-------- Available records

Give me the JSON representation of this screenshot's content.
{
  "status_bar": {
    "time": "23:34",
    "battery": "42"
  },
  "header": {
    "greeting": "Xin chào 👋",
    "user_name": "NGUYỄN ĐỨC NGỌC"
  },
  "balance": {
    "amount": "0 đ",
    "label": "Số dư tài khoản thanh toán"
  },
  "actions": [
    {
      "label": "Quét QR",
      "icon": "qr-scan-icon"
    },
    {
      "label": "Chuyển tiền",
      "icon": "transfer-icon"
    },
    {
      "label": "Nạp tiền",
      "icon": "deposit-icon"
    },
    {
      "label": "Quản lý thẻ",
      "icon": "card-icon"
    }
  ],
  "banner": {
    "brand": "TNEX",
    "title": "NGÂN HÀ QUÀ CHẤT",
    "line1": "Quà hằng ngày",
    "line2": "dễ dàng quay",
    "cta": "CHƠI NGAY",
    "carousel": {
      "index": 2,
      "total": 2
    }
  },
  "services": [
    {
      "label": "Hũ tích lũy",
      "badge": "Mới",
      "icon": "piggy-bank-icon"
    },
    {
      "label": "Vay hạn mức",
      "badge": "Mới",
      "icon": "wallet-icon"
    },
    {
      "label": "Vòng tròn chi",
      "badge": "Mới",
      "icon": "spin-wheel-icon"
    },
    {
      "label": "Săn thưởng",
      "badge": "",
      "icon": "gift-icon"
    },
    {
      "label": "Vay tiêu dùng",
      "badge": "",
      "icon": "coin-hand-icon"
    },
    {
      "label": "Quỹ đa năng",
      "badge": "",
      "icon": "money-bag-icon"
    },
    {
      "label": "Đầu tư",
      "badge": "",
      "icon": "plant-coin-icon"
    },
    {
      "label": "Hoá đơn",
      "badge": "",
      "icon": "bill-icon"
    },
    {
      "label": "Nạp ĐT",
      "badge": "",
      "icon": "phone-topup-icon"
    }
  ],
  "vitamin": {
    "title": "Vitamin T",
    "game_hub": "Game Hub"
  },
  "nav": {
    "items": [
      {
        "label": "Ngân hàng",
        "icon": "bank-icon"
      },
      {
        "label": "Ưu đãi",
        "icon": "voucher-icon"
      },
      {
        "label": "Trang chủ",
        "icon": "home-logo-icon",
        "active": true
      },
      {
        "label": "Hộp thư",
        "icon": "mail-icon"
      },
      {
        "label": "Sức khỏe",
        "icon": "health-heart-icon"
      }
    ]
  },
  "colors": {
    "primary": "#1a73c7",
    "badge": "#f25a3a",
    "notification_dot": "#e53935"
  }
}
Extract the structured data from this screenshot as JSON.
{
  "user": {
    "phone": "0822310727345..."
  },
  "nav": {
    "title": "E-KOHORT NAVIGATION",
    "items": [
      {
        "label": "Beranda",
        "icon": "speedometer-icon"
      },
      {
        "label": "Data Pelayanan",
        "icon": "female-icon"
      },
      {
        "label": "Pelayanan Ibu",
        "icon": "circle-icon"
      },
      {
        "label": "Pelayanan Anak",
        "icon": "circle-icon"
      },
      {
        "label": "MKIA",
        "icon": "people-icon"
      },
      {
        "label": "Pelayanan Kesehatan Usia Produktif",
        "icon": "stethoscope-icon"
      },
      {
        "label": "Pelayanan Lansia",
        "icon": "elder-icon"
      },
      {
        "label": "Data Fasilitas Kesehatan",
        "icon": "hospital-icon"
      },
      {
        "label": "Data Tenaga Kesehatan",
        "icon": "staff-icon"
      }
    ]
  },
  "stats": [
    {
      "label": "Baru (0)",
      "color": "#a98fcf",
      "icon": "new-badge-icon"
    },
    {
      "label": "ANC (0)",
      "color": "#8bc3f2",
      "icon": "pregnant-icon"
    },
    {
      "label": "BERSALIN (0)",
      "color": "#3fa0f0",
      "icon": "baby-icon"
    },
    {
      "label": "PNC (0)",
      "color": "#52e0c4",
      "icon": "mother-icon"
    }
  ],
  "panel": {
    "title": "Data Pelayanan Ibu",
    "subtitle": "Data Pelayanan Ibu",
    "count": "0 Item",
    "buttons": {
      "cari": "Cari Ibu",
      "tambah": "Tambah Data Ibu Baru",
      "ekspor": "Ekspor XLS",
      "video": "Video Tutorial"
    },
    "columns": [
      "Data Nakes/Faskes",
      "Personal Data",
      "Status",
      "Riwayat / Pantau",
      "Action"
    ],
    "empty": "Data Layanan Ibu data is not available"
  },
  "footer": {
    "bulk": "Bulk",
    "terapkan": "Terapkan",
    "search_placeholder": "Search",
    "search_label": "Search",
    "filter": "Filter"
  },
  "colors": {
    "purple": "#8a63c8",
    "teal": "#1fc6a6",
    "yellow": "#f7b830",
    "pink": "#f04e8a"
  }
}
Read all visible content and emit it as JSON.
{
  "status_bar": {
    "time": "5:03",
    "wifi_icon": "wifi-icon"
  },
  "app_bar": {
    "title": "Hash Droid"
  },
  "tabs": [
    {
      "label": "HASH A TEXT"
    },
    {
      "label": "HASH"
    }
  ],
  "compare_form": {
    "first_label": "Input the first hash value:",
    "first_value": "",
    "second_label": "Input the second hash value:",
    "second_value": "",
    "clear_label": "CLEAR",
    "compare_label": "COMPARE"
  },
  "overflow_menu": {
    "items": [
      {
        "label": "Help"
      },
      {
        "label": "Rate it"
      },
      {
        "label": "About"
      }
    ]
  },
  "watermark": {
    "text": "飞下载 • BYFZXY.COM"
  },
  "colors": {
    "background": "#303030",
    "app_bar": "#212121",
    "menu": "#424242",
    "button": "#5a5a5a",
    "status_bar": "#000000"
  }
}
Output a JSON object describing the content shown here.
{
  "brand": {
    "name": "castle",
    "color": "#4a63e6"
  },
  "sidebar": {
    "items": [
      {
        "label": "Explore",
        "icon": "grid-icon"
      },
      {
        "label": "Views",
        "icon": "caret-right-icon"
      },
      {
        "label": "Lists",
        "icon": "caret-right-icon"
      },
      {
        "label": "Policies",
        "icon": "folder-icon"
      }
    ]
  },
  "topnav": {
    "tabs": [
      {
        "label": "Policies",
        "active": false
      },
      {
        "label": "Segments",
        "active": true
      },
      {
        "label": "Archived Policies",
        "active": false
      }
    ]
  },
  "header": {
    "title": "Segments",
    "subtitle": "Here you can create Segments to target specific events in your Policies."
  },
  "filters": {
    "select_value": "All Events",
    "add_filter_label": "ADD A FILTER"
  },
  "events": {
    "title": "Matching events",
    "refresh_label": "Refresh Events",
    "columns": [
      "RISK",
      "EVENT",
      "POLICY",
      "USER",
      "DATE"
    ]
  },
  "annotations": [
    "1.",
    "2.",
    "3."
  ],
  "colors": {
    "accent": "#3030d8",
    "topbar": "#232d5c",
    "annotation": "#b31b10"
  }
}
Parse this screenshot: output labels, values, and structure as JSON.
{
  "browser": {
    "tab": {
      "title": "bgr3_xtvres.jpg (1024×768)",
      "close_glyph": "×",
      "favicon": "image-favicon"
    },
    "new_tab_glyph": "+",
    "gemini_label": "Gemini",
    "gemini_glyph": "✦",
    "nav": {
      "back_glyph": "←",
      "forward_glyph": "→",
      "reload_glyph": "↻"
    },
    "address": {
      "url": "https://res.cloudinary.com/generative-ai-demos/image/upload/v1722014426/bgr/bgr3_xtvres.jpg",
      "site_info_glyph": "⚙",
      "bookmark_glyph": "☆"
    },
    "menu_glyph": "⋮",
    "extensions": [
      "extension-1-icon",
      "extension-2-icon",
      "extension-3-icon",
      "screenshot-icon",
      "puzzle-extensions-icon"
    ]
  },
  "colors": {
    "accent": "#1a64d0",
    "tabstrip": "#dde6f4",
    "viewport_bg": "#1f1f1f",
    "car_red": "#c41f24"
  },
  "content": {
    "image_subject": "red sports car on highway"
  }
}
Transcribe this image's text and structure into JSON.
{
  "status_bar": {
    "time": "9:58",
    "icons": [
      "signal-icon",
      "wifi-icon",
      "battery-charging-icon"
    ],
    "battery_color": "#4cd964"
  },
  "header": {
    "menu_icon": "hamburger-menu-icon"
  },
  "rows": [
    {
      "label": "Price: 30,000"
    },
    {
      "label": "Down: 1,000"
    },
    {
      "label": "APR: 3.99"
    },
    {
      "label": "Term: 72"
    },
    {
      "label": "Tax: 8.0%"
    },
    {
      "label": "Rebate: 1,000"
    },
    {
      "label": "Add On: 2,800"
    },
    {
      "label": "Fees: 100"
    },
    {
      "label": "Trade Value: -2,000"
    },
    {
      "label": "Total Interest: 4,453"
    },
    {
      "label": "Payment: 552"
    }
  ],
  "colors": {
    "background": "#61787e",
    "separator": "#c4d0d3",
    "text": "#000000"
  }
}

----------------

> Written request: Track down the lines that include the word "Search" and copy them.

> Correct output:
    "search_placeholder": "Search",
    "search_label": "Search",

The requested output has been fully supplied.